##### RECORDS FOR THIS EXERCISE #####

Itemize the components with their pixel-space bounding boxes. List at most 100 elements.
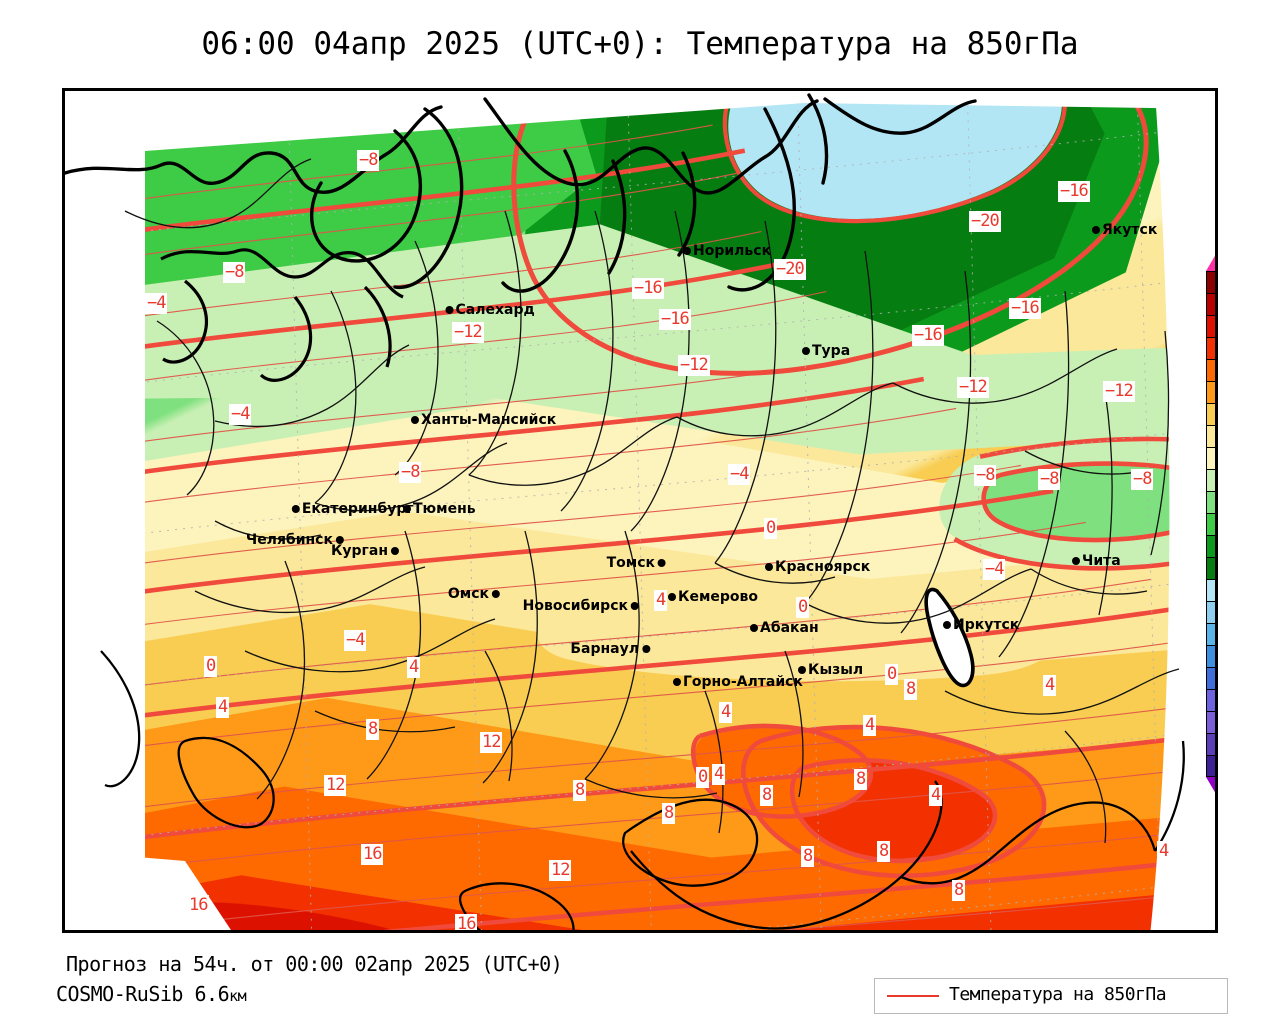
contour-label: 8 <box>952 880 966 901</box>
city-marker: Иркутск <box>943 617 1019 633</box>
colorbar-swatch <box>1206 359 1215 381</box>
contour-label: 4 <box>407 657 421 678</box>
contour-label: 8 <box>854 769 868 790</box>
city-label: Курган <box>330 543 388 559</box>
city-dot-icon <box>631 602 639 610</box>
map-canvas: −8 −16 −20 −8 −20 −16 −12 −16 −16 −16 −4 −12 −12 −12 −… <box>65 91 1215 930</box>
contour-label: −12 <box>678 355 710 376</box>
city-marker: Салехард <box>445 302 535 318</box>
map-frame: −8 −16 −20 −8 −20 −16 −12 −16 −16 −16 −4 −12 −12 −12 −… <box>62 88 1218 933</box>
contour-label: 8 <box>801 846 815 867</box>
city-label: Барнаул <box>570 641 639 657</box>
contour-label: 16 <box>455 914 478 930</box>
contour-label: 4 <box>216 697 230 718</box>
contour-label: 16 <box>361 844 384 865</box>
contour-label: 0 <box>796 597 810 618</box>
city-marker: Кемерово <box>668 589 758 605</box>
city-dot-icon <box>668 593 676 601</box>
contour-label: 4 <box>929 785 943 806</box>
contour-label: 4 <box>1157 841 1171 862</box>
contour-label: −4 <box>229 404 252 425</box>
contour-label: 8 <box>662 803 676 824</box>
colorbar-swatch <box>1206 447 1215 469</box>
colorbar-swatch <box>1206 557 1215 579</box>
city-dot-icon <box>943 621 951 629</box>
city-marker: Кызыл <box>798 662 863 678</box>
contour-label: −12 <box>452 322 484 343</box>
city-marker: Норильск <box>683 243 771 259</box>
city-marker: Курган <box>331 543 399 559</box>
city-label: Новосибирск <box>522 598 628 614</box>
contour-label: −8 <box>357 150 380 171</box>
city-dot-icon <box>802 347 810 355</box>
city-dot-icon <box>750 624 758 632</box>
colorbar-swatch <box>1206 337 1215 359</box>
contour-label: 0 <box>764 518 778 539</box>
city-dot-icon <box>336 536 344 544</box>
city-marker: Челябинск <box>246 532 344 548</box>
city-label: Томск <box>606 555 655 571</box>
colorbar-swatch <box>1206 491 1215 513</box>
contour-label: 4 <box>654 590 668 611</box>
contour-label: 8 <box>760 785 774 806</box>
colorbar-over-arrow <box>1206 249 1215 271</box>
city-marker: Екатеринбург <box>291 501 414 517</box>
city-dot-icon <box>1072 557 1080 565</box>
contour-label: −4 <box>344 630 367 651</box>
model-info: COSMO-RuSib 6.6км <box>56 982 247 1006</box>
model-name: COSMO-RuSib 6.6 <box>56 982 230 1006</box>
city-dot-icon <box>492 590 500 598</box>
colorbar-swatch <box>1206 601 1215 623</box>
colorbar-swatch <box>1206 381 1215 403</box>
contour-label: 12 <box>324 775 347 796</box>
colorbar-swatch <box>1206 293 1215 315</box>
contour-label: 8 <box>904 679 918 700</box>
city-label: Кемерово <box>678 589 758 605</box>
contour-label: −8 <box>1038 469 1061 490</box>
contour-label: −8 <box>974 465 997 486</box>
city-label: Ханты-Мансийск <box>420 412 557 428</box>
contour-label: 8 <box>877 841 891 862</box>
city-marker: Тюмень <box>403 501 476 517</box>
colorbar-swatch <box>1206 623 1215 645</box>
legend-label: Температура на 850гПа <box>949 984 1167 1005</box>
colorbar-swatch <box>1206 689 1215 711</box>
city-dot-icon <box>403 505 411 513</box>
city-dot-icon <box>683 247 691 255</box>
city-label: Якутск <box>1102 222 1158 238</box>
city-marker: Горно-Алтайск <box>673 674 803 690</box>
contour-label: 4 <box>1043 675 1057 696</box>
city-label: Красноярск <box>775 559 871 575</box>
city-label: Тура <box>812 343 851 359</box>
city-marker: Томск <box>607 555 666 571</box>
contour-label: 12 <box>480 732 503 753</box>
contour-label: −20 <box>774 259 806 280</box>
contour-label: 16 <box>187 895 210 916</box>
contour-label: −16 <box>1009 298 1041 319</box>
contour-label: −12 <box>957 377 989 398</box>
colorbar-swatch <box>1206 425 1215 447</box>
contour-label: 12 <box>549 860 572 881</box>
city-label: Горно-Алтайск <box>683 674 803 690</box>
contour-label: −8 <box>399 462 422 483</box>
city-label: Челябинск <box>245 532 333 548</box>
city-dot-icon <box>798 666 806 674</box>
city-label: Екатеринбург <box>301 501 414 517</box>
city-label: Кызыл <box>808 662 864 678</box>
contour-label: 0 <box>885 664 899 685</box>
contour-label: −4 <box>728 464 751 485</box>
contour-label: 8 <box>573 780 587 801</box>
colorbar-under-arrow <box>1206 777 1215 799</box>
model-unit: км <box>229 987 247 1005</box>
contour-label: 4 <box>712 764 726 785</box>
city-label: Салехард <box>455 302 535 318</box>
city-dot-icon <box>658 559 666 567</box>
contour-label: 4 <box>719 702 733 723</box>
colorbar-swatch <box>1206 711 1215 733</box>
contour-label: −16 <box>912 325 944 346</box>
contour-label: −8 <box>1131 469 1154 490</box>
city-dot-icon <box>765 563 773 571</box>
colorbar-swatch <box>1206 271 1215 293</box>
city-dot-icon <box>642 645 650 653</box>
city-label: Омск <box>447 586 489 602</box>
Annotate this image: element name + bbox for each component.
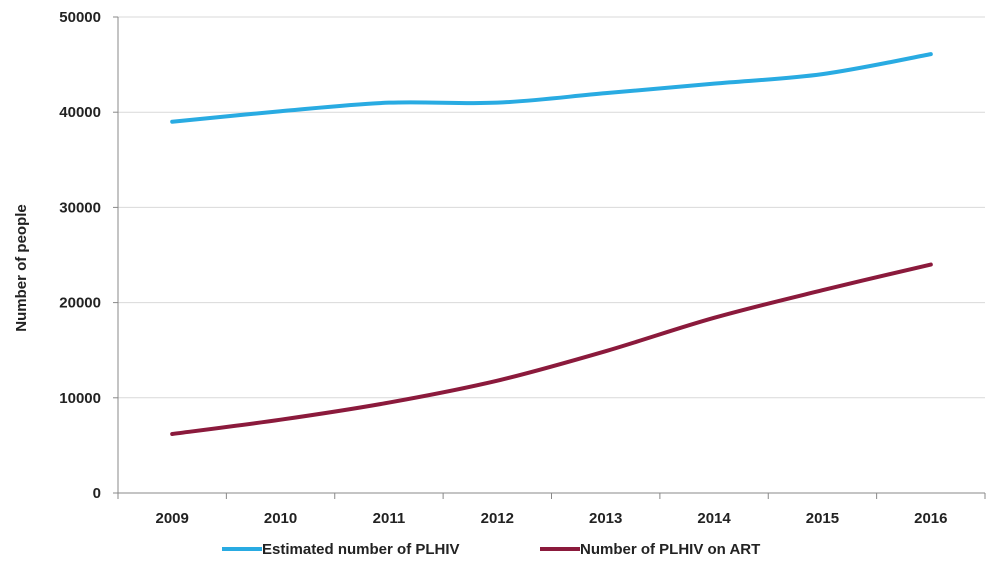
y-tick-labels: 0 10000 20000 30000 40000 50000 — [59, 9, 101, 502]
x-tick-label: 2016 — [914, 510, 947, 527]
x-tick-label: 2014 — [697, 510, 731, 527]
x-tick-labels: 2009 2010 2011 2012 2013 2014 2015 2016 — [156, 510, 948, 527]
y-tick-label: 20000 — [59, 295, 101, 312]
series-line-1 — [170, 52, 933, 124]
y-tick-label: 10000 — [59, 390, 101, 407]
series-lines — [170, 52, 933, 436]
grid-lines — [118, 16, 985, 399]
y-tick-label: 50000 — [59, 9, 101, 26]
y-tick-label: 30000 — [59, 199, 101, 216]
y-tick-label: 40000 — [59, 104, 101, 121]
legend-label-1: Estimated number of PLHIV — [262, 541, 460, 558]
y-axis-title: Number of people — [13, 204, 30, 332]
x-tick-label: 2012 — [481, 510, 514, 527]
series-line-2 — [170, 262, 933, 436]
x-tick-label: 2011 — [373, 510, 406, 527]
x-tick-label: 2015 — [806, 510, 839, 527]
legend-label-2: Number of PLHIV on ART — [580, 541, 760, 558]
x-tick-label: 2010 — [264, 510, 297, 527]
y-tick-label: 0 — [93, 485, 101, 502]
legend: Estimated number of PLHIV Number of PLHIV… — [222, 541, 760, 558]
x-tick-label: 2009 — [156, 510, 189, 527]
axes — [113, 16, 986, 499]
x-tick-label: 2013 — [589, 510, 622, 527]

#####

▶ [WORK REQUIRED]
Retype every line of the entries above without changing anything, and leave the pictures out.

▶ [SOLUTION FOR THIS TASK]
Itemize the components with their pixel-space bounding boxes. List at most 100 elements.
contour-label: 8 <box>952 880 966 901</box>
city-marker: Иркутск <box>943 617 1019 633</box>
colorbar-swatch <box>1206 359 1215 381</box>
contour-label: 4 <box>407 657 421 678</box>
contour-label: 8 <box>854 769 868 790</box>
city-label: Курган <box>330 543 388 559</box>
city-dot-icon <box>631 602 639 610</box>
map-canvas: −8 −16 −20 −8 −20 −16 −12 −16 −16 −16 −4 −12 −12 −12 −… <box>65 91 1215 930</box>
contour-label: −12 <box>678 355 710 376</box>
city-marker: Салехард <box>445 302 535 318</box>
map-frame: −8 −16 −20 −8 −20 −16 −12 −16 −16 −16 −4 −12 −12 −12 −… <box>62 88 1218 933</box>
contour-label: 8 <box>801 846 815 867</box>
city-label: Барнаул <box>570 641 639 657</box>
contour-label: 16 <box>455 914 478 930</box>
contour-label: 4 <box>216 697 230 718</box>
contour-label: 16 <box>361 844 384 865</box>
contour-label: 0 <box>796 597 810 618</box>
city-marker: Кемерово <box>668 589 758 605</box>
city-dot-icon <box>668 593 676 601</box>
contour-label: 4 <box>929 785 943 806</box>
contour-label: 4 <box>1157 841 1171 862</box>
contour-label: −4 <box>229 404 252 425</box>
contour-label: 8 <box>662 803 676 824</box>
colorbar-swatch <box>1206 447 1215 469</box>
colorbar-swatch <box>1206 557 1215 579</box>
city-dot-icon <box>943 621 951 629</box>
city-marker: Кызыл <box>798 662 863 678</box>
contour-label: −12 <box>452 322 484 343</box>
city-marker: Норильск <box>683 243 771 259</box>
city-marker: Курган <box>331 543 399 559</box>
city-label: Новосибирск <box>522 598 628 614</box>
contour-label: −8 <box>357 150 380 171</box>
city-dot-icon <box>802 347 810 355</box>
city-dot-icon <box>750 624 758 632</box>
colorbar-swatch <box>1206 337 1215 359</box>
contour-label: 0 <box>764 518 778 539</box>
city-dot-icon <box>336 536 344 544</box>
city-marker: Челябинск <box>246 532 344 548</box>
city-label: Томск <box>606 555 655 571</box>
colorbar-swatch <box>1206 491 1215 513</box>
contour-label: 4 <box>654 590 668 611</box>
contour-label: 8 <box>760 785 774 806</box>
colorbar-over-arrow <box>1206 249 1215 271</box>
city-marker: Екатеринбург <box>291 501 414 517</box>
city-dot-icon <box>1072 557 1080 565</box>
contour-label: −4 <box>344 630 367 651</box>
model-info: COSMO-RuSib 6.6км <box>56 982 247 1006</box>
model-name: COSMO-RuSib 6.6 <box>56 982 230 1006</box>
city-dot-icon <box>492 590 500 598</box>
colorbar-swatch <box>1206 601 1215 623</box>
colorbar-swatch <box>1206 381 1215 403</box>
contour-label: 12 <box>324 775 347 796</box>
colorbar-swatch <box>1206 293 1215 315</box>
contour-label: 8 <box>904 679 918 700</box>
city-label: Кемерово <box>678 589 758 605</box>
contour-label: −8 <box>1038 469 1061 490</box>
contour-label: −8 <box>974 465 997 486</box>
city-label: Ханты-Мансийск <box>420 412 557 428</box>
contour-label: 8 <box>877 841 891 862</box>
city-marker: Тюмень <box>403 501 476 517</box>
colorbar-swatch <box>1206 623 1215 645</box>
legend-label: Температура на 850гПа <box>949 984 1167 1005</box>
colorbar-swatch <box>1206 689 1215 711</box>
city-dot-icon <box>403 505 411 513</box>
city-dot-icon <box>683 247 691 255</box>
city-label: Якутск <box>1102 222 1158 238</box>
city-marker: Горно-Алтайск <box>673 674 803 690</box>
contour-label: 4 <box>1043 675 1057 696</box>
city-label: Красноярск <box>775 559 871 575</box>
city-label: Тура <box>812 343 851 359</box>
city-marker: Томск <box>607 555 666 571</box>
contour-label: 12 <box>480 732 503 753</box>
contour-label: −20 <box>774 259 806 280</box>
contour-label: 16 <box>187 895 210 916</box>
contour-label: −16 <box>1009 298 1041 319</box>
contour-label: −12 <box>957 377 989 398</box>
colorbar-swatch <box>1206 425 1215 447</box>
contour-label: 12 <box>549 860 572 881</box>
city-label: Горно-Алтайск <box>683 674 803 690</box>
contour-label: −8 <box>399 462 422 483</box>
city-label: Челябинск <box>245 532 333 548</box>
city-dot-icon <box>798 666 806 674</box>
city-label: Екатеринбург <box>301 501 414 517</box>
city-label: Кызыл <box>808 662 864 678</box>
contour-label: 0 <box>885 664 899 685</box>
contour-label: −4 <box>728 464 751 485</box>
contour-label: 8 <box>573 780 587 801</box>
colorbar-under-arrow <box>1206 777 1215 799</box>
model-unit: км <box>229 987 247 1005</box>
contour-label: 4 <box>712 764 726 785</box>
city-label: Салехард <box>455 302 535 318</box>
city-dot-icon <box>658 559 666 567</box>
contour-label: 4 <box>719 702 733 723</box>
colorbar-swatch <box>1206 711 1215 733</box>
contour-label: −16 <box>912 325 944 346</box>
contour-label: −8 <box>1131 469 1154 490</box>
city-dot-icon <box>765 563 773 571</box>
colorbar-swatch <box>1206 271 1215 293</box>
city-dot-icon <box>642 645 650 653</box>
city-label: Омск <box>447 586 489 602</box>
Annotate this image: element name + bbox for each component.
y-tick-labels: 0 10000 20000 30000 40000 50000 — [59, 9, 101, 502]
x-tick-label: 2016 — [914, 510, 947, 527]
x-tick-label: 2014 — [697, 510, 731, 527]
x-tick-labels: 2009 2010 2011 2012 2013 2014 2015 2016 — [156, 510, 948, 527]
y-tick-label: 20000 — [59, 295, 101, 312]
series-line-1 — [170, 52, 933, 124]
y-tick-label: 10000 — [59, 390, 101, 407]
series-lines — [170, 52, 933, 436]
grid-lines — [118, 16, 985, 399]
y-tick-label: 50000 — [59, 9, 101, 26]
y-tick-label: 30000 — [59, 199, 101, 216]
y-tick-label: 40000 — [59, 104, 101, 121]
legend-label-1: Estimated number of PLHIV — [262, 541, 460, 558]
y-axis-title: Number of people — [13, 204, 30, 332]
x-tick-label: 2012 — [481, 510, 514, 527]
series-line-2 — [170, 262, 933, 436]
x-tick-label: 2011 — [373, 510, 406, 527]
x-tick-label: 2015 — [806, 510, 839, 527]
legend-label-2: Number of PLHIV on ART — [580, 541, 760, 558]
x-tick-label: 2010 — [264, 510, 297, 527]
y-tick-label: 0 — [93, 485, 101, 502]
legend: Estimated number of PLHIV Number of PLHIV… — [222, 541, 760, 558]
x-tick-label: 2009 — [156, 510, 189, 527]
axes — [113, 16, 986, 499]
x-tick-label: 2013 — [589, 510, 622, 527]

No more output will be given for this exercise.